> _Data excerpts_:
_ _ _ _ _ _ _

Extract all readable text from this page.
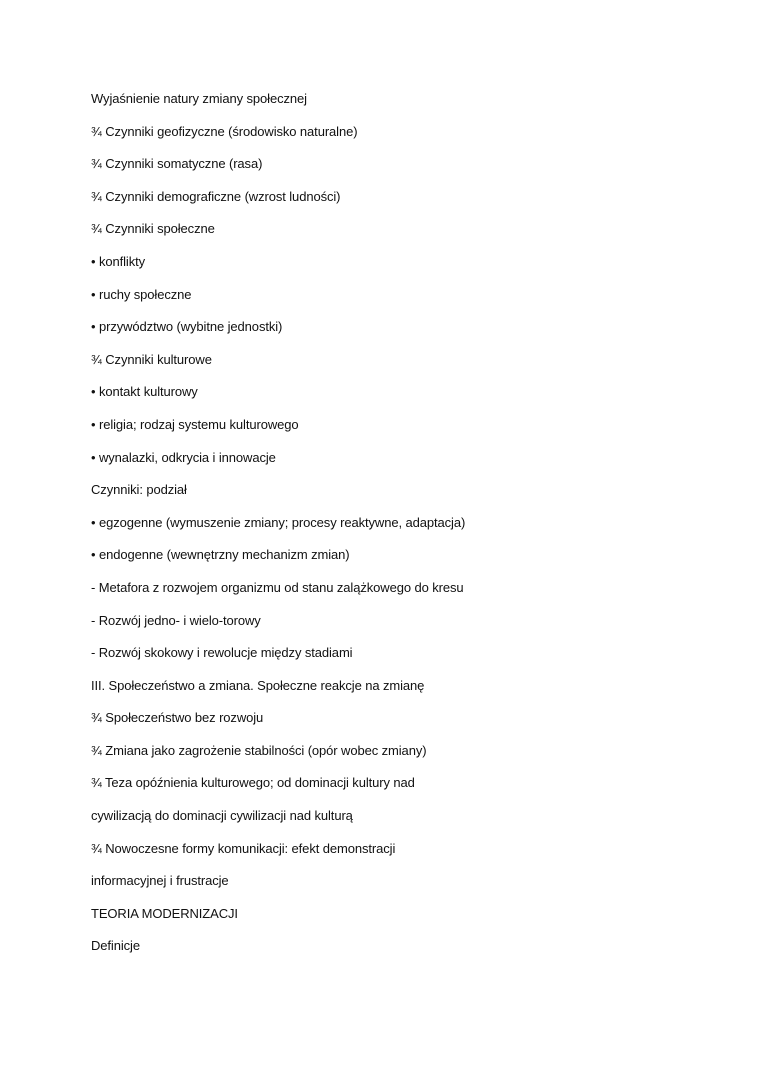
Wyjaśnienie natury zmiany społecznej
¾ Czynniki geofizyczne (środowisko naturalne)
¾ Czynniki somatyczne (rasa)
¾ Czynniki demograficzne (wzrost ludności)
¾ Czynniki społeczne
• konflikty
• ruchy społeczne
• przywództwo (wybitne jednostki)
¾ Czynniki kulturowe
• kontakt kulturowy
• religia; rodzaj systemu kulturowego
• wynalazki, odkrycia i innowacje
Czynniki: podział
• egzogenne (wymuszenie zmiany; procesy reaktywne, adaptacja)
• endogenne (wewnętrzny mechanizm zmian)
- Metafora z rozwojem organizmu od stanu zalążkowego do kresu
- Rozwój jedno- i wielo-torowy
- Rozwój skokowy i rewolucje między stadiami
III. Społeczeństwo a zmiana. Społeczne reakcje na zmianę
¾ Społeczeństwo bez rozwoju
¾ Zmiana jako zagrożenie stabilności (opór wobec zmiany)
¾ Teza opóźnienia kulturowego; od dominacji kultury nad
cywilizacją do dominacji cywilizacji nad kulturą
¾ Nowoczesne formy komunikacji: efekt demonstracji
informacyjnej i frustracje
TEORIA MODERNIZACJI
Definicje
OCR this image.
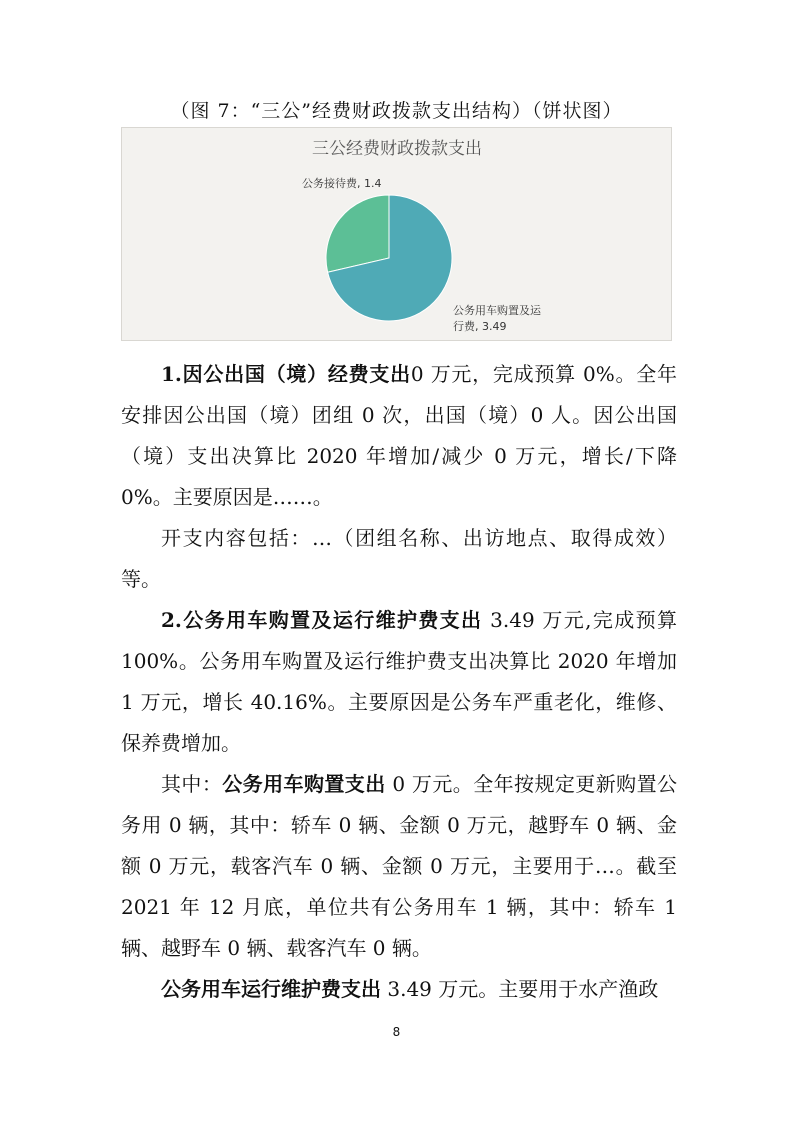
（图 7：“三公”经费财政拨款支出结构）（饼状图）
三公经费财政拨款支出
公务接待费, 1.4
公务用车购置及运
行费, 3.49
1.因公出国（境）经费支出0 万元，完成预算 0%。全年安排因公出国（境）团组 0 次，出国（境）0 人。因公出国（境）支出决算比 2020 年增加/减少 0 万元，增长/下降 0%。主要原因是……。
开支内容包括：…（团组名称、出访地点、取得成效）等。
2.公务用车购置及运行维护费支出 3.49 万元,完成预算100%。公务用车购置及运行维护费支出决算比 2020 年增加 1 万元，增长 40.16%。主要原因是公务车严重老化，维修、保养费增加。
其中：公务用车购置支出 0 万元。全年按规定更新购置公务用 0 辆，其中：轿车 0 辆、金额 0 万元，越野车 0 辆、金额 0 万元，载客汽车 0 辆、金额 0 万元，主要用于…。截至 2021 年 12 月底，单位共有公务用车 1 辆，其中：轿车 1 辆、越野车 0 辆、载客汽车 0 辆。
公务用车运行维护费支出 3.49 万元。主要用于水产渔政
8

_ _ _ _ _ _ _

> _TASK TO COMPLETE_:
Leave out each picture and extract the lines from the one containing "OCR this image." through the end of the records above, inclusive, exactly as they stand.

> _PROBLEM SOLUTION_:
OCR this image.
（图 7：“三公”经费财政拨款支出结构）（饼状图）
三公经费财政拨款支出
公务接待费, 1.4
公务用车购置及运
行费, 3.49
1.因公出国（境）经费支出0 万元，完成预算 0%。全年安排因公出国（境）团组 0 次，出国（境）0 人。因公出国（境）支出决算比 2020 年增加/减少 0 万元，增长/下降 0%。主要原因是……。
开支内容包括：…（团组名称、出访地点、取得成效）等。
2.公务用车购置及运行维护费支出 3.49 万元,完成预算100%。公务用车购置及运行维护费支出决算比 2020 年增加 1 万元，增长 40.16%。主要原因是公务车严重老化，维修、保养费增加。
其中：公务用车购置支出 0 万元。全年按规定更新购置公务用 0 辆，其中：轿车 0 辆、金额 0 万元，越野车 0 辆、金额 0 万元，载客汽车 0 辆、金额 0 万元，主要用于…。截至 2021 年 12 月底，单位共有公务用车 1 辆，其中：轿车 1 辆、越野车 0 辆、载客汽车 0 辆。
公务用车运行维护费支出 3.49 万元。主要用于水产渔政
8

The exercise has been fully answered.